*Required task 1*: In the basis-of-presentation note, which annual report should these interim statements be read with?
*Required task 2*: Reproduce part of the basis-of-presentation note word for word. Begin at the words "NOTES TO CONDENSED" and stop after "Presentation and Consolidation.".

*Text provided*:
◆ ◆ ◆ ◆ ◆

TRANS WORLD CORPORATION AND SUBSIDIARIES

NOTES TO CONDENSED CONSOLIDATED INTERIM FINANCIAL STATEMENTS

(UNAUDITED)

(all figures in thousands, except for exchange rate and share data)

 

1.              Basis of Presentation and Consolidation.

 

The accompanying unaudited condensed consolidated interim financial statements of Trans World Corporation and Subsidiaries (collectively, the “Company,” “TWC,” “we,” “our” or “us”) as of June 30, 2012 and December 31, 2011 and for the six and three months ended June 30, 2012 and 2011 reflect all adjustments of a normal and recurring nature to fairly present the consolidated financial position, results of operations and cash flows for the interim periods. The financial statements of all foreign subsidiaries consolidated herein have been converted in accordance with accounting principles generally accepted in the United States of America (“US GAAP” or “GAAP”) for financial presentation purposes. All significant intercompany transactions and account balances have been eliminated in consolidation. These unaudited condensed consolidated interim financial statements have been prepared by the Company according to the instructions of Form 10-Q and pursuant to the U.S. Securities and Exchange Commission’s (“SEC”) accounting and reporting requirements under Regulations S-X and S-K. Pursuant to these instructions, certain financial information and footnote disclosures normally included in such consolidated financial statements have been condensed or omitted.

 

In management’s opinion, all adjustments considered necessary for fair presentation of financial position, results of operations and cash flows of the Company have been included. These unaudited condensed consolidated interim financial statements should be read in conjunction with the audited consolidated financial statements and notes thereto, together with management’s discussion and analysis, contained in the Company’s Annual Report on Form 10-K for the year ended December 31, 2011. The results of operations for the six and three months ended June 30, 2012 are not necessarily indicative of the results that may occur for the year ending December 31, 2012.

 

The condensed consolidated balance sheet as of December 31, 2011 was derived from the Company’s audited consolidated financial statements but does not include all disclosures required by US GAAP.  All monetary amounts set forth in these financial statements are in United States dollars (“USD” or “$”) unless otherwise stated herein.

◆ ◆ ◆ ◆ ◆

*Information shown*:
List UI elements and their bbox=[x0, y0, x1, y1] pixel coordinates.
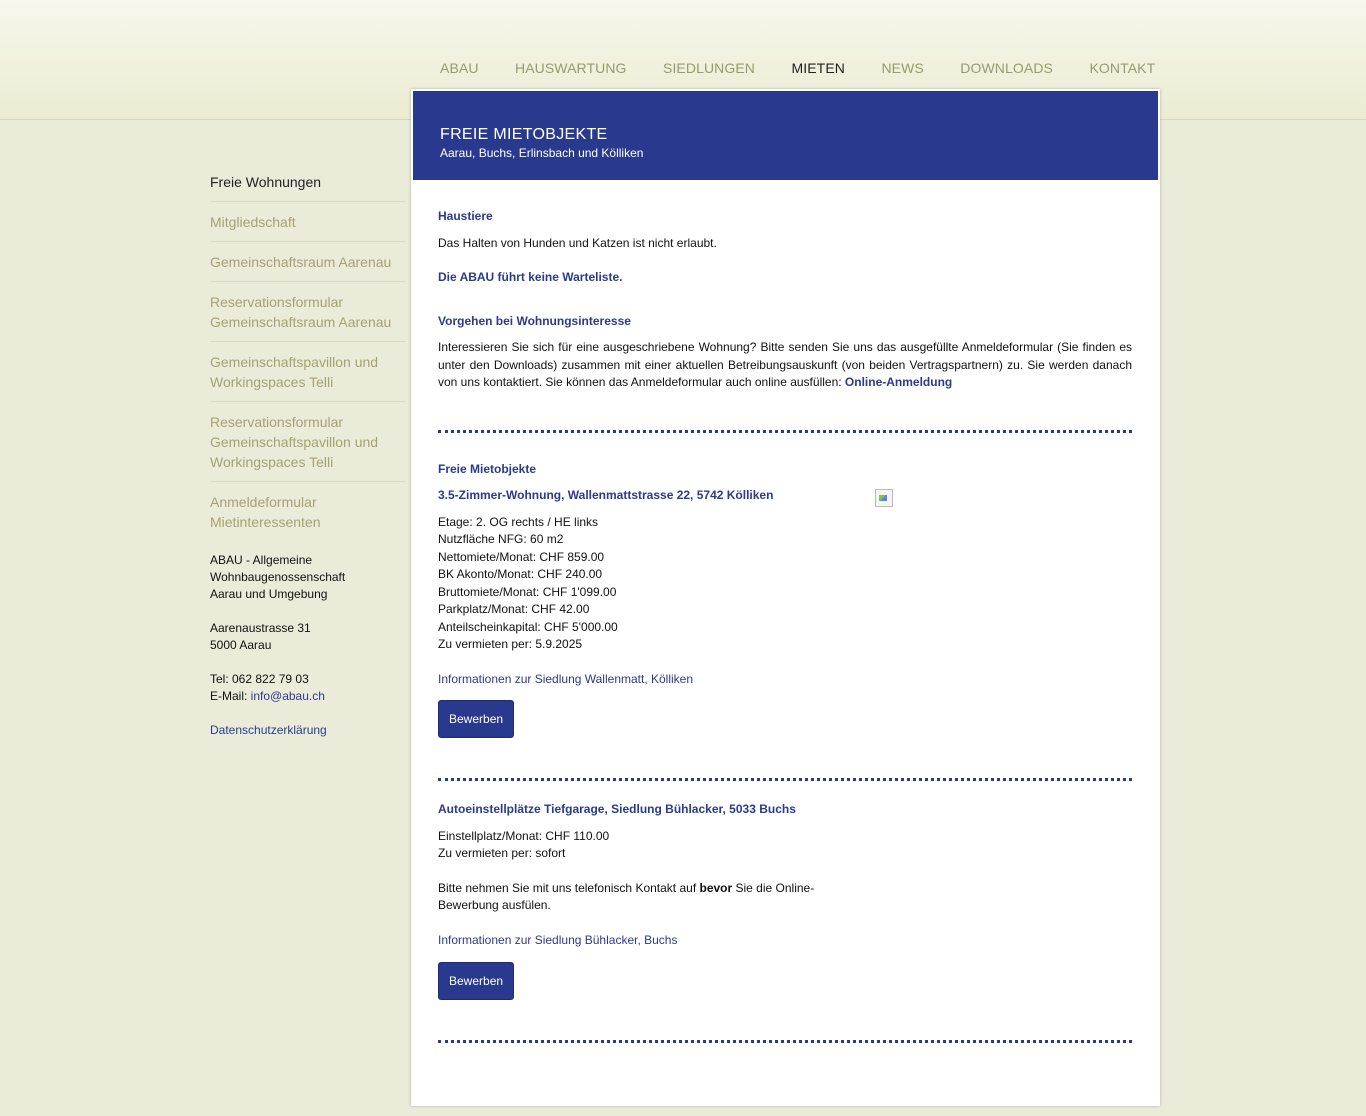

◆ ◆ ◆ ◆ ◆

*Complete output 1*: The Company's Annual Report on Form 10-K for the year ended December 31, 2011.

*Complete output 2*:
NOTES TO CONDENSED CONSOLIDATED INTERIM FINANCIAL STATEMENTS

(UNAUDITED)

(all figures in thousands, except for exchange rate and share data)

 

1.              Basis of Presentation and Consolidation.